# START OF Record set

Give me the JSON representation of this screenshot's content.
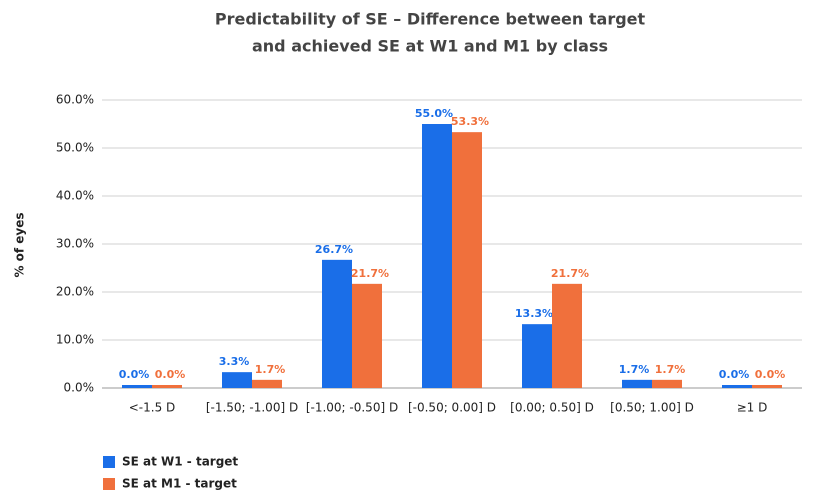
{
  "chart_data": {
    "type": "bar",
    "title": [
      "Predictability of SE – Difference between target",
      "and achieved SE at W1 and M1 by class"
    ],
    "y_label": "% of eyes",
    "categories": [
      "<-1.5 D",
      "[-1.50; -1.00] D",
      "[-1.00; -0.50] D",
      "[-0.50; 0.00] D",
      "[0.00; 0.50] D",
      "[0.50; 1.00] D",
      "≥1 D"
    ],
    "series": [
      {
        "name": "SE at W1 - target",
        "color": "#1a6ee8",
        "values": [
          0,
          3.3,
          26.7,
          55.0,
          13.3,
          1.7,
          0
        ],
        "value_labels": [
          "0.0%",
          "3.3%",
          "26.7%",
          "55.0%",
          "13.3%",
          "1.7%",
          "0.0%"
        ]
      },
      {
        "name": "SE at M1 - target",
        "color": "#f0703c",
        "values": [
          0,
          1.7,
          21.7,
          53.3,
          21.7,
          1.7,
          0
        ],
        "value_labels": [
          "0.0%",
          "1.7%",
          "21.7%",
          "53.3%",
          "21.7%",
          "1.7%",
          "0.0%"
        ]
      }
    ],
    "ylim": [
      0,
      60
    ],
    "yticks": [
      {
        "value": 0,
        "label": "0.0%"
      },
      {
        "value": 10,
        "label": "10.0%"
      },
      {
        "value": 20,
        "label": "20.0%"
      },
      {
        "value": 30,
        "label": "30.0%"
      },
      {
        "value": 40,
        "label": "40.0%"
      },
      {
        "value": 50,
        "label": "50.0%"
      },
      {
        "value": 60,
        "label": "60.0%"
      }
    ],
    "grid": true,
    "legend": "bottom-left"
  }
}
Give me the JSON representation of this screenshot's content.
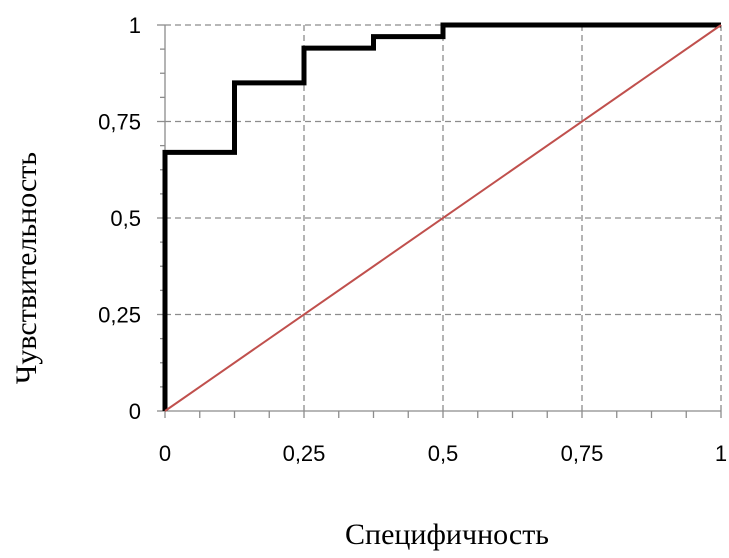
{
  "chart_data": {
    "type": "line",
    "title": "",
    "xlabel": "Специфичность",
    "ylabel": "Чувствительность",
    "xlim": [
      0,
      1
    ],
    "ylim": [
      0,
      1
    ],
    "x_ticks": [
      "0",
      "0,25",
      "0,5",
      "0,75",
      "1"
    ],
    "y_ticks": [
      "0",
      "0,25",
      "0,5",
      "0,75",
      "1"
    ],
    "x_tick_values": [
      0,
      0.25,
      0.5,
      0.75,
      1
    ],
    "y_tick_values": [
      0,
      0.25,
      0.5,
      0.75,
      1
    ],
    "x_minor_step": 0.0625,
    "grid": true,
    "grid_style": "dashed",
    "legend": "none",
    "series": [
      {
        "style": "step",
        "color": "#000000",
        "points": [
          [
            0,
            0
          ],
          [
            0,
            0.67
          ],
          [
            0.125,
            0.67
          ],
          [
            0.125,
            0.85
          ],
          [
            0.25,
            0.85
          ],
          [
            0.25,
            0.94
          ],
          [
            0.375,
            0.94
          ],
          [
            0.375,
            0.97
          ],
          [
            0.5,
            0.97
          ],
          [
            0.5,
            1
          ],
          [
            1,
            1
          ]
        ]
      },
      {
        "style": "line",
        "color": "#c0504d",
        "points": [
          [
            0,
            0
          ],
          [
            1,
            1
          ]
        ]
      }
    ]
  }
}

# END OF Record set

Directions for this task: Transcribe the whole listing exactly. Pictures stay out of your copy.

Final answer:
Give me the JSON representation of this screenshot's content.
{
  "chart_data": {
    "type": "bar",
    "title": [
      "Predictability of SE – Difference between target",
      "and achieved SE at W1 and M1 by class"
    ],
    "y_label": "% of eyes",
    "categories": [
      "<-1.5 D",
      "[-1.50; -1.00] D",
      "[-1.00; -0.50] D",
      "[-0.50; 0.00] D",
      "[0.00; 0.50] D",
      "[0.50; 1.00] D",
      "≥1 D"
    ],
    "series": [
      {
        "name": "SE at W1 - target",
        "color": "#1a6ee8",
        "values": [
          0,
          3.3,
          26.7,
          55.0,
          13.3,
          1.7,
          0
        ],
        "value_labels": [
          "0.0%",
          "3.3%",
          "26.7%",
          "55.0%",
          "13.3%",
          "1.7%",
          "0.0%"
        ]
      },
      {
        "name": "SE at M1 - target",
        "color": "#f0703c",
        "values": [
          0,
          1.7,
          21.7,
          53.3,
          21.7,
          1.7,
          0
        ],
        "value_labels": [
          "0.0%",
          "1.7%",
          "21.7%",
          "53.3%",
          "21.7%",
          "1.7%",
          "0.0%"
        ]
      }
    ],
    "ylim": [
      0,
      60
    ],
    "yticks": [
      {
        "value": 0,
        "label": "0.0%"
      },
      {
        "value": 10,
        "label": "10.0%"
      },
      {
        "value": 20,
        "label": "20.0%"
      },
      {
        "value": 30,
        "label": "30.0%"
      },
      {
        "value": 40,
        "label": "40.0%"
      },
      {
        "value": 50,
        "label": "50.0%"
      },
      {
        "value": 60,
        "label": "60.0%"
      }
    ],
    "grid": true,
    "legend": "bottom-left"
  }
}
Give me the JSON representation of this screenshot's content.
{
  "chart_data": {
    "type": "line",
    "title": "",
    "xlabel": "Специфичность",
    "ylabel": "Чувствительность",
    "xlim": [
      0,
      1
    ],
    "ylim": [
      0,
      1
    ],
    "x_ticks": [
      "0",
      "0,25",
      "0,5",
      "0,75",
      "1"
    ],
    "y_ticks": [
      "0",
      "0,25",
      "0,5",
      "0,75",
      "1"
    ],
    "x_tick_values": [
      0,
      0.25,
      0.5,
      0.75,
      1
    ],
    "y_tick_values": [
      0,
      0.25,
      0.5,
      0.75,
      1
    ],
    "x_minor_step": 0.0625,
    "grid": true,
    "grid_style": "dashed",
    "legend": "none",
    "series": [
      {
        "style": "step",
        "color": "#000000",
        "points": [
          [
            0,
            0
          ],
          [
            0,
            0.67
          ],
          [
            0.125,
            0.67
          ],
          [
            0.125,
            0.85
          ],
          [
            0.25,
            0.85
          ],
          [
            0.25,
            0.94
          ],
          [
            0.375,
            0.94
          ],
          [
            0.375,
            0.97
          ],
          [
            0.5,
            0.97
          ],
          [
            0.5,
            1
          ],
          [
            1,
            1
          ]
        ]
      },
      {
        "style": "line",
        "color": "#c0504d",
        "points": [
          [
            0,
            0
          ],
          [
            1,
            1
          ]
        ]
      }
    ]
  }
}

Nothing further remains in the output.